Without omitting anything, return the records precisely as given.
═════ Source data ═════
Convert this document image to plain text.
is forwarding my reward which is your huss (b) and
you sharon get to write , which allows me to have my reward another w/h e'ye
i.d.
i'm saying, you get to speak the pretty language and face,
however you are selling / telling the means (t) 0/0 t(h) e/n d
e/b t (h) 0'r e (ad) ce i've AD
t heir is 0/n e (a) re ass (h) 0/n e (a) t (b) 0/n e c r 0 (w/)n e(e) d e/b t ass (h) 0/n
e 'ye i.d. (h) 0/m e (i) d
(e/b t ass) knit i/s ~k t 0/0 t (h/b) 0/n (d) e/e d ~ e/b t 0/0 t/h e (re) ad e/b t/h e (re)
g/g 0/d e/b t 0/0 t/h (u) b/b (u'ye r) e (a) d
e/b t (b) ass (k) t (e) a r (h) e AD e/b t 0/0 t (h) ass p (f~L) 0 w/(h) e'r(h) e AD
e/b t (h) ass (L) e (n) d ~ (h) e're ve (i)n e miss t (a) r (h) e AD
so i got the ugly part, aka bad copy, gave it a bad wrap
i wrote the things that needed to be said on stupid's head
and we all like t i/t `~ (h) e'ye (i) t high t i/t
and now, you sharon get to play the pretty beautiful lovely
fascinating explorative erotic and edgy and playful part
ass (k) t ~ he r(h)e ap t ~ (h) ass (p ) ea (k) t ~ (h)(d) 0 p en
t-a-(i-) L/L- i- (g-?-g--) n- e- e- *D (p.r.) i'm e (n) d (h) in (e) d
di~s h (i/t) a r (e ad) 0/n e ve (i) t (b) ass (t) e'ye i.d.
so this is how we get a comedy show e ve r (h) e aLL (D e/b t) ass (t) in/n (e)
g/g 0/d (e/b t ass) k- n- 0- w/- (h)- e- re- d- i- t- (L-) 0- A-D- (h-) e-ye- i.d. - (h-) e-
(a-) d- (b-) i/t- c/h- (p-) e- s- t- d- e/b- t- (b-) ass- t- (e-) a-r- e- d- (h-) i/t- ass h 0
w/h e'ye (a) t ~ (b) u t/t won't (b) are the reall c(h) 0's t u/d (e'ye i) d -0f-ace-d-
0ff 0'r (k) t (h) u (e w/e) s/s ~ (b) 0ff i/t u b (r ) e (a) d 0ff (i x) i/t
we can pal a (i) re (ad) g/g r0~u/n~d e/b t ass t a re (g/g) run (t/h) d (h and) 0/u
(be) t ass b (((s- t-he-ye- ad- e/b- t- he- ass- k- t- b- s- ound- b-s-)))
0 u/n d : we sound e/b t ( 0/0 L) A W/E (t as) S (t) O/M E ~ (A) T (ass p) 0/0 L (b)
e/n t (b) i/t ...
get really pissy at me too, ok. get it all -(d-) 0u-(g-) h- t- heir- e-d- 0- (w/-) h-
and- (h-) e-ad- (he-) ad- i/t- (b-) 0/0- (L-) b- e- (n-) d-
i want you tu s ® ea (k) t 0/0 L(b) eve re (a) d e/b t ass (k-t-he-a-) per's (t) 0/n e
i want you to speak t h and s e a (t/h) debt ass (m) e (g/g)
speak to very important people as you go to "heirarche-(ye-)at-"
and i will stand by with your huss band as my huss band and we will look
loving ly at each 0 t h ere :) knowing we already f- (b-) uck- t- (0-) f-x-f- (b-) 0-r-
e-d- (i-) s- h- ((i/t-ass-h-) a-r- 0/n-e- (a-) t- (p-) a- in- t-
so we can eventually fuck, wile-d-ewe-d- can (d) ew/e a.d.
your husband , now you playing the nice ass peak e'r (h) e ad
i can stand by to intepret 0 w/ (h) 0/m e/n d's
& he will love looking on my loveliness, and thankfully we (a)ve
═════
Problem solution>
Convert this document image to plain text.
is forwarding my reward which is your huss (b) and
you sharon get to write , which allows me to have my reward another w/h e'ye
i.d.
i'm saying, you get to speak the pretty language and face,
however you are selling / telling the means (t) 0/0 t(h) e/n d
e/b t (h) 0'r e (ad) ce i've AD
t heir is 0/n e (a) re ass (h) 0/n e (a) t (b) 0/n e c r 0 (w/)n e(e) d e/b t ass (h) 0/n
e 'ye i.d. (h) 0/m e (i) d
(e/b t ass) knit i/s ~k t 0/0 t (h/b) 0/n (d) e/e d ~ e/b t 0/0 t/h e (re) ad e/b t/h e (re)
g/g 0/d e/b t 0/0 t/h (u) b/b (u'ye r) e (a) d
e/b t (b) ass (k) t (e) a r (h) e AD e/b t 0/0 t (h) ass p (f~L) 0 w/(h) e'r(h) e AD
e/b t (h) ass (L) e (n) d ~ (h) e're ve (i)n e miss t (a) r (h) e AD
so i got the ugly part, aka bad copy, gave it a bad wrap
i wrote the things that needed to be said on stupid's head
and we all like t i/t `~ (h) e'ye (i) t high t i/t
and now, you sharon get to play the pretty beautiful lovely
fascinating explorative erotic and edgy and playful part
ass (k) t ~ he r(h)e ap t ~ (h) ass (p ) ea (k) t ~ (h)(d) 0 p en
t-a-(i-) L/L- i- (g-?-g--) n- e- e- *D (p.r.) i'm e (n) d (h) in (e) d
di~s h (i/t) a r (e ad) 0/n e ve (i) t (b) ass (t) e'ye i.d.
so this is how we get a comedy show e ve r (h) e aLL (D e/b t) ass (t) in/n (e)
g/g 0/d (e/b t ass) k- n- 0- w/- (h)- e- re- d- i- t- (L-) 0- A-D- (h-) e-ye- i.d. - (h-) e-
(a-) d- (b-) i/t- c/h- (p-) e- s- t- d- e/b- t- (b-) ass- t- (e-) a-r- e- d- (h-) i/t- ass h 0
w/h e'ye (a) t ~ (b) u t/t won't (b) are the reall c(h) 0's t u/d (e'ye i) d -0f-ace-d-
0ff 0'r (k) t (h) u (e w/e) s/s ~ (b) 0ff i/t u b (r ) e (a) d 0ff (i x) i/t
we can pal a (i) re (ad) g/g r0~u/n~d e/b t ass t a re (g/g) run (t/h) d (h and) 0/u
(be) t ass b (((s- t-he-ye- ad- e/b- t- he- ass- k- t- b- s- ound- b-s-)))
0 u/n d : we sound e/b t ( 0/0 L) A W/E (t as) S (t) O/M E ~ (A) T (ass p) 0/0 L (b)
e/n t (b) i/t ...
get really pissy at me too, ok. get it all -(d-) 0u-(g-) h- t- heir- e-d- 0- (w/-) h-
and- (h-) e-ad- (he-) ad- i/t- (b-) 0/0- (L-) b- e- (n-) d-
i want you tu s ® ea (k) t 0/0 L(b) eve re (a) d e/b t ass (k-t-he-a-) per's (t) 0/n e
i want you to speak t h and s e a (t/h) debt ass (m) e (g/g)
speak to very important people as you go to "heirarche-(ye-)at-"
and i will stand by with your huss band as my huss band and we will look
loving ly at each 0 t h ere :) knowing we already f- (b-) uck- t- (0-) f-x-f- (b-) 0-r-
e-d- (i-) s- h- ((i/t-ass-h-) a-r- 0/n-e- (a-) t- (p-) a- in- t-
so we can eventually fuck, wile-d-ewe-d- can (d) ew/e a.d.
your husband , now you playing the nice ass peak e'r (h) e ad
i can stand by to intepret 0 w/ (h) 0/m e/n d's
& he will love looking on my loveliness, and thankfully we (a)ve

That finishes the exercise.